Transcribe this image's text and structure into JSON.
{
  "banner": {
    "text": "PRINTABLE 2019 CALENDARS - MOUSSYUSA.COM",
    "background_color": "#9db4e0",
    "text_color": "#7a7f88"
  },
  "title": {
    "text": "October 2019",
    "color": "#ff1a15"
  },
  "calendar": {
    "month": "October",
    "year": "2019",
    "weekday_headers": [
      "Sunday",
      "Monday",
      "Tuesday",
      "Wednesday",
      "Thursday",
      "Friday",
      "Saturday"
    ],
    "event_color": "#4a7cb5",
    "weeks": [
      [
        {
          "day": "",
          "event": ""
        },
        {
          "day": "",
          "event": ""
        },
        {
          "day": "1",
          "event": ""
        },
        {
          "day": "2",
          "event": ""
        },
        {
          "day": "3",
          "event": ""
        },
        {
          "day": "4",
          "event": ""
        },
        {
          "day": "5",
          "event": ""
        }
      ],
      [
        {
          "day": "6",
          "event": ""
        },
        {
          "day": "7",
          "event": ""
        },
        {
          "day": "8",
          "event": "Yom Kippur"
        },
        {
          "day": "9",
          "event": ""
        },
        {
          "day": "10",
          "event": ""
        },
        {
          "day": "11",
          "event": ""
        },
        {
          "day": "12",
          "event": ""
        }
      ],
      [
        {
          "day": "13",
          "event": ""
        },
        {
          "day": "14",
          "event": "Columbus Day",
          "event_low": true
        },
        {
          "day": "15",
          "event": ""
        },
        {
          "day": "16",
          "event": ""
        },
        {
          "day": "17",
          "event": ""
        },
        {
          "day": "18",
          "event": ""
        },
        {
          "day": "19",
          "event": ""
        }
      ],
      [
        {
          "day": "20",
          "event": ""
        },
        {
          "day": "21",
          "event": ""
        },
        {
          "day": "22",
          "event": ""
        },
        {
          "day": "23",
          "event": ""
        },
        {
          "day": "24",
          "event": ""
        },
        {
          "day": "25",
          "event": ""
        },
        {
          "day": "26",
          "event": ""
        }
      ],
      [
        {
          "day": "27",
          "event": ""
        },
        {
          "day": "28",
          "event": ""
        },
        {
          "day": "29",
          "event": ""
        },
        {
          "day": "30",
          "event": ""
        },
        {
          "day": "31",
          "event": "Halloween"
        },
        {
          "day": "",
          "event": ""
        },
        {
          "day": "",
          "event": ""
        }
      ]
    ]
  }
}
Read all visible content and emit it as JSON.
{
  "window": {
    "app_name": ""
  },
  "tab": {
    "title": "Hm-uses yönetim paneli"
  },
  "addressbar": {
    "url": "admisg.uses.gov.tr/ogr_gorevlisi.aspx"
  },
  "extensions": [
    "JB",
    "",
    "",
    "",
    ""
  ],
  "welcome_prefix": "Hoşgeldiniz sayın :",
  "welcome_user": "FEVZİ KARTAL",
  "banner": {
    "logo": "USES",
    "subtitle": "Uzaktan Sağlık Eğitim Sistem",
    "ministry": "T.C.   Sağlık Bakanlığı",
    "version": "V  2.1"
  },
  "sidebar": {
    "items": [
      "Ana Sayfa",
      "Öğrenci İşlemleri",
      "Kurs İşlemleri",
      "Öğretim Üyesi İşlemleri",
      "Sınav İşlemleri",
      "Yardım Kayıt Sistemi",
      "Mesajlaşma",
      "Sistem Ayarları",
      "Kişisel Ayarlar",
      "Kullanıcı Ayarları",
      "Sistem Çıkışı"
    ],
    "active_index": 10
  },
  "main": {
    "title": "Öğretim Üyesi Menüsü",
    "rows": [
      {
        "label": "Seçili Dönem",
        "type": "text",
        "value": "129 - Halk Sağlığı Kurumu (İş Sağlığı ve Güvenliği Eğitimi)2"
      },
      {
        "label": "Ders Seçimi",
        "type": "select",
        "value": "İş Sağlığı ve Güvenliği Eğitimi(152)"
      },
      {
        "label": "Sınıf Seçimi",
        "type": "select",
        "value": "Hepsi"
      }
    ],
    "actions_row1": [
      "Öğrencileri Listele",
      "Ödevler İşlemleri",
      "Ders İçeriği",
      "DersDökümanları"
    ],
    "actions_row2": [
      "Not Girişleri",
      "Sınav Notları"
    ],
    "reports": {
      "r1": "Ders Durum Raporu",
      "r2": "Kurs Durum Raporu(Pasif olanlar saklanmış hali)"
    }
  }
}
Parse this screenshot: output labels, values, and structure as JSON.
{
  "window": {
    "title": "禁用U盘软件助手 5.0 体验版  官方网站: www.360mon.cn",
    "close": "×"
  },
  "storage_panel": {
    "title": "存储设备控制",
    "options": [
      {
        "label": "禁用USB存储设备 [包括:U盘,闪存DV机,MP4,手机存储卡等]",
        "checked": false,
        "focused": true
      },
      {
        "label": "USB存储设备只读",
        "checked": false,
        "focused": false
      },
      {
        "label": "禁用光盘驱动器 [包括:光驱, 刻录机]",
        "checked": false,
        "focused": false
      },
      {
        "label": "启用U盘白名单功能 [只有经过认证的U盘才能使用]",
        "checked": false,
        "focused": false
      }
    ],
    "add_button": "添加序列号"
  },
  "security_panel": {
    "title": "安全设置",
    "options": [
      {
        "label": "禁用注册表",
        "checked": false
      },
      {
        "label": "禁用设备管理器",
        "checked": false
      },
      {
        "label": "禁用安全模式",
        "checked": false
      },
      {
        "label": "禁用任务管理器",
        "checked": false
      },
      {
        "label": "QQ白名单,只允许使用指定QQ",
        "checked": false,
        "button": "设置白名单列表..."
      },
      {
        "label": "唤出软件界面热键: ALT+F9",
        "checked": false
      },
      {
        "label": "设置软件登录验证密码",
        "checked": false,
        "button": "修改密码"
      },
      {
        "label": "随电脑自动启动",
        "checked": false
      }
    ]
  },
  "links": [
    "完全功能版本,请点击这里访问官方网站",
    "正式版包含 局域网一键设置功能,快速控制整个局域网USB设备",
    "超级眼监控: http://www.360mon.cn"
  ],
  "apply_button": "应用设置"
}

Problem description
Among the records above, find each line holding the string "Seçimi" and pull it out.

Correct response
        "label": "Ders Seçimi",
        "label": "Sınıf Seçimi",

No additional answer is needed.